- [Required task]:
Repeat the whole listing below, word for word.

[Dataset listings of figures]
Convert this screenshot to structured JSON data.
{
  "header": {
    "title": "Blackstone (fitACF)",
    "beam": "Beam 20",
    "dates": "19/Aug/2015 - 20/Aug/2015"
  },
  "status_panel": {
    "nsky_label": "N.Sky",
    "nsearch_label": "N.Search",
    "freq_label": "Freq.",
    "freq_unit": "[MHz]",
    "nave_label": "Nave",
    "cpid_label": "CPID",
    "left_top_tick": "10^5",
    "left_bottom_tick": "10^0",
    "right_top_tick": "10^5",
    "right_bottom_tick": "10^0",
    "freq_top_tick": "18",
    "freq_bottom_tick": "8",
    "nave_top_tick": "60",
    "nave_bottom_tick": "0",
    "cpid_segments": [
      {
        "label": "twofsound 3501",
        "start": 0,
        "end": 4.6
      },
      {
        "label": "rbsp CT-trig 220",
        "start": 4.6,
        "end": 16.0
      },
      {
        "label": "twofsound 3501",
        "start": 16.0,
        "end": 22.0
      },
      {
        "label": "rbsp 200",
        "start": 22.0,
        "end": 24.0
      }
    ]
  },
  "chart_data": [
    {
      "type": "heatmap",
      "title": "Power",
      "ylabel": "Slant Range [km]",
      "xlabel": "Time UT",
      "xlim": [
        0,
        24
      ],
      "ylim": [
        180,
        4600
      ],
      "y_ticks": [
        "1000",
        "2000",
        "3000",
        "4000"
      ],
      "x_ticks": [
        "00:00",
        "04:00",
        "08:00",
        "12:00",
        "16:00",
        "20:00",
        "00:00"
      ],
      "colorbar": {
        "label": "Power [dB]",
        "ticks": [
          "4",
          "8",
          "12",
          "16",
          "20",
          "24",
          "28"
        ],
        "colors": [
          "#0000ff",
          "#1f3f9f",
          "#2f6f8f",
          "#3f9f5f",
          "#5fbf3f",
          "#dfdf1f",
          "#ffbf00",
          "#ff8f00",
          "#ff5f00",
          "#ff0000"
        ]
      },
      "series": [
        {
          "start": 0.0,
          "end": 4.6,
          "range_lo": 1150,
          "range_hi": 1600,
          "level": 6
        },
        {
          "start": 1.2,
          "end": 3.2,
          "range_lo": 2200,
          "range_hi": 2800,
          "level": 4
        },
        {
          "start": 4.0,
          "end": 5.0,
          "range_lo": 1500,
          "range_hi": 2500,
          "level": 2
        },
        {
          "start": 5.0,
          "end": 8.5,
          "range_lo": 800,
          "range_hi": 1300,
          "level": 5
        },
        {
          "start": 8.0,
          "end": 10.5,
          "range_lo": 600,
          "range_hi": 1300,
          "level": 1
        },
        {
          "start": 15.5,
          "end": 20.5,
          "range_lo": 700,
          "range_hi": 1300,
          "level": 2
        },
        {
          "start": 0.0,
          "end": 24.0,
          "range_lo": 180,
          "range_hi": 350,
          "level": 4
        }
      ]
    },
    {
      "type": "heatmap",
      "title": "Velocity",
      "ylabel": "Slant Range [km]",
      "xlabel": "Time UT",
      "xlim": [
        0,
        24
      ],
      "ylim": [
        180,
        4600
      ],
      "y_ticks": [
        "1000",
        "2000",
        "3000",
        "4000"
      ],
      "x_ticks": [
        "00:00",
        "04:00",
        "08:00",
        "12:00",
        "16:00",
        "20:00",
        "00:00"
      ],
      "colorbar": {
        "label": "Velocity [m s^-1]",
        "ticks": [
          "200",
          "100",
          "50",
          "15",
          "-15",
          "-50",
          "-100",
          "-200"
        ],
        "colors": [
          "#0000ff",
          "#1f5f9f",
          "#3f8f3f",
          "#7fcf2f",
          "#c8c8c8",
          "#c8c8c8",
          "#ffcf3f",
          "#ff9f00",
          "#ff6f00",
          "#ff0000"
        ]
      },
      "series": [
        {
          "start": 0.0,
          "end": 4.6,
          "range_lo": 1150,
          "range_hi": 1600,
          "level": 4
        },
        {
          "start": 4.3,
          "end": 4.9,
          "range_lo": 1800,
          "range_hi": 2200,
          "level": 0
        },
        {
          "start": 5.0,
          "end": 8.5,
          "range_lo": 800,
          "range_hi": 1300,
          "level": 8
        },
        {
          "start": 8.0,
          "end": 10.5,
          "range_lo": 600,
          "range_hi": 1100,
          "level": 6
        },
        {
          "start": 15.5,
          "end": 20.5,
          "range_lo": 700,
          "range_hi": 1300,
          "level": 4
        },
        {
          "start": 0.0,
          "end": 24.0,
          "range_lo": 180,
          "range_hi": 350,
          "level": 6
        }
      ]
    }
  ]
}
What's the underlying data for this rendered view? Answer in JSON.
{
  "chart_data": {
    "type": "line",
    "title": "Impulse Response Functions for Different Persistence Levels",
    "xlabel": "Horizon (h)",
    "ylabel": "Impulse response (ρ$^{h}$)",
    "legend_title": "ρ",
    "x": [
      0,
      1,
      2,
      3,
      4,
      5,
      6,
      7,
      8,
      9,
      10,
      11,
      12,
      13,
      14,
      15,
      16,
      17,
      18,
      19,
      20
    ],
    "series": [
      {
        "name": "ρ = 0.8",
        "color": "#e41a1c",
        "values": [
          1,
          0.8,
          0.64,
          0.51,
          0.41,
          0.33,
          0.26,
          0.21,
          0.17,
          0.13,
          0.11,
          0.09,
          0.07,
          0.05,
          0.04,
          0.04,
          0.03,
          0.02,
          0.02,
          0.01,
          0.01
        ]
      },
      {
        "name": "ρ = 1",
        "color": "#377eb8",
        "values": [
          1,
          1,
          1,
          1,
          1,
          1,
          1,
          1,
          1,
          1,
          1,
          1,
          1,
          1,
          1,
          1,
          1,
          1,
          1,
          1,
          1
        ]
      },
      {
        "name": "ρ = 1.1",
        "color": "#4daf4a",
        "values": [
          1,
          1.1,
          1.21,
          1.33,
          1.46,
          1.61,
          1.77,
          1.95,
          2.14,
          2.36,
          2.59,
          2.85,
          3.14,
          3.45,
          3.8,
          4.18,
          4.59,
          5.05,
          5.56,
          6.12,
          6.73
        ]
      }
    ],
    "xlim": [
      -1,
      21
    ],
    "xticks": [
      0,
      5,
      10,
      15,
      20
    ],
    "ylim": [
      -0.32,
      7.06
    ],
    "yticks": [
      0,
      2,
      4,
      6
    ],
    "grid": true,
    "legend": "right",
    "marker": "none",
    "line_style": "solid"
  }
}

- [Full response]:
Convert this screenshot to structured JSON data.
{
  "header": {
    "title": "Blackstone (fitACF)",
    "beam": "Beam 20",
    "dates": "19/Aug/2015 - 20/Aug/2015"
  },
  "status_panel": {
    "nsky_label": "N.Sky",
    "nsearch_label": "N.Search",
    "freq_label": "Freq.",
    "freq_unit": "[MHz]",
    "nave_label": "Nave",
    "cpid_label": "CPID",
    "left_top_tick": "10^5",
    "left_bottom_tick": "10^0",
    "right_top_tick": "10^5",
    "right_bottom_tick": "10^0",
    "freq_top_tick": "18",
    "freq_bottom_tick": "8",
    "nave_top_tick": "60",
    "nave_bottom_tick": "0",
    "cpid_segments": [
      {
        "label": "twofsound 3501",
        "start": 0,
        "end": 4.6
      },
      {
        "label": "rbsp CT-trig 220",
        "start": 4.6,
        "end": 16.0
      },
      {
        "label": "twofsound 3501",
        "start": 16.0,
        "end": 22.0
      },
      {
        "label": "rbsp 200",
        "start": 22.0,
        "end": 24.0
      }
    ]
  },
  "chart_data": [
    {
      "type": "heatmap",
      "title": "Power",
      "ylabel": "Slant Range [km]",
      "xlabel": "Time UT",
      "xlim": [
        0,
        24
      ],
      "ylim": [
        180,
        4600
      ],
      "y_ticks": [
        "1000",
        "2000",
        "3000",
        "4000"
      ],
      "x_ticks": [
        "00:00",
        "04:00",
        "08:00",
        "12:00",
        "16:00",
        "20:00",
        "00:00"
      ],
      "colorbar": {
        "label": "Power [dB]",
        "ticks": [
          "4",
          "8",
          "12",
          "16",
          "20",
          "24",
          "28"
        ],
        "colors": [
          "#0000ff",
          "#1f3f9f",
          "#2f6f8f",
          "#3f9f5f",
          "#5fbf3f",
          "#dfdf1f",
          "#ffbf00",
          "#ff8f00",
          "#ff5f00",
          "#ff0000"
        ]
      },
      "series": [
        {
          "start": 0.0,
          "end": 4.6,
          "range_lo": 1150,
          "range_hi": 1600,
          "level": 6
        },
        {
          "start": 1.2,
          "end": 3.2,
          "range_lo": 2200,
          "range_hi": 2800,
          "level": 4
        },
        {
          "start": 4.0,
          "end": 5.0,
          "range_lo": 1500,
          "range_hi": 2500,
          "level": 2
        },
        {
          "start": 5.0,
          "end": 8.5,
          "range_lo": 800,
          "range_hi": 1300,
          "level": 5
        },
        {
          "start": 8.0,
          "end": 10.5,
          "range_lo": 600,
          "range_hi": 1300,
          "level": 1
        },
        {
          "start": 15.5,
          "end": 20.5,
          "range_lo": 700,
          "range_hi": 1300,
          "level": 2
        },
        {
          "start": 0.0,
          "end": 24.0,
          "range_lo": 180,
          "range_hi": 350,
          "level": 4
        }
      ]
    },
    {
      "type": "heatmap",
      "title": "Velocity",
      "ylabel": "Slant Range [km]",
      "xlabel": "Time UT",
      "xlim": [
        0,
        24
      ],
      "ylim": [
        180,
        4600
      ],
      "y_ticks": [
        "1000",
        "2000",
        "3000",
        "4000"
      ],
      "x_ticks": [
        "00:00",
        "04:00",
        "08:00",
        "12:00",
        "16:00",
        "20:00",
        "00:00"
      ],
      "colorbar": {
        "label": "Velocity [m s^-1]",
        "ticks": [
          "200",
          "100",
          "50",
          "15",
          "-15",
          "-50",
          "-100",
          "-200"
        ],
        "colors": [
          "#0000ff",
          "#1f5f9f",
          "#3f8f3f",
          "#7fcf2f",
          "#c8c8c8",
          "#c8c8c8",
          "#ffcf3f",
          "#ff9f00",
          "#ff6f00",
          "#ff0000"
        ]
      },
      "series": [
        {
          "start": 0.0,
          "end": 4.6,
          "range_lo": 1150,
          "range_hi": 1600,
          "level": 4
        },
        {
          "start": 4.3,
          "end": 4.9,
          "range_lo": 1800,
          "range_hi": 2200,
          "level": 0
        },
        {
          "start": 5.0,
          "end": 8.5,
          "range_lo": 800,
          "range_hi": 1300,
          "level": 8
        },
        {
          "start": 8.0,
          "end": 10.5,
          "range_lo": 600,
          "range_hi": 1100,
          "level": 6
        },
        {
          "start": 15.5,
          "end": 20.5,
          "range_lo": 700,
          "range_hi": 1300,
          "level": 4
        },
        {
          "start": 0.0,
          "end": 24.0,
          "range_lo": 180,
          "range_hi": 350,
          "level": 6
        }
      ]
    }
  ]
}
What's the underlying data for this rendered view? Answer in JSON.
{
  "chart_data": {
    "type": "line",
    "title": "Impulse Response Functions for Different Persistence Levels",
    "xlabel": "Horizon (h)",
    "ylabel": "Impulse response (ρ$^{h}$)",
    "legend_title": "ρ",
    "x": [
      0,
      1,
      2,
      3,
      4,
      5,
      6,
      7,
      8,
      9,
      10,
      11,
      12,
      13,
      14,
      15,
      16,
      17,
      18,
      19,
      20
    ],
    "series": [
      {
        "name": "ρ = 0.8",
        "color": "#e41a1c",
        "values": [
          1,
          0.8,
          0.64,
          0.51,
          0.41,
          0.33,
          0.26,
          0.21,
          0.17,
          0.13,
          0.11,
          0.09,
          0.07,
          0.05,
          0.04,
          0.04,
          0.03,
          0.02,
          0.02,
          0.01,
          0.01
        ]
      },
      {
        "name": "ρ = 1",
        "color": "#377eb8",
        "values": [
          1,
          1,
          1,
          1,
          1,
          1,
          1,
          1,
          1,
          1,
          1,
          1,
          1,
          1,
          1,
          1,
          1,
          1,
          1,
          1,
          1
        ]
      },
      {
        "name": "ρ = 1.1",
        "color": "#4daf4a",
        "values": [
          1,
          1.1,
          1.21,
          1.33,
          1.46,
          1.61,
          1.77,
          1.95,
          2.14,
          2.36,
          2.59,
          2.85,
          3.14,
          3.45,
          3.8,
          4.18,
          4.59,
          5.05,
          5.56,
          6.12,
          6.73
        ]
      }
    ],
    "xlim": [
      -1,
      21
    ],
    "xticks": [
      0,
      5,
      10,
      15,
      20
    ],
    "ylim": [
      -0.32,
      7.06
    ],
    "yticks": [
      0,
      2,
      4,
      6
    ],
    "grid": true,
    "legend": "right",
    "marker": "none",
    "line_style": "solid"
  }
}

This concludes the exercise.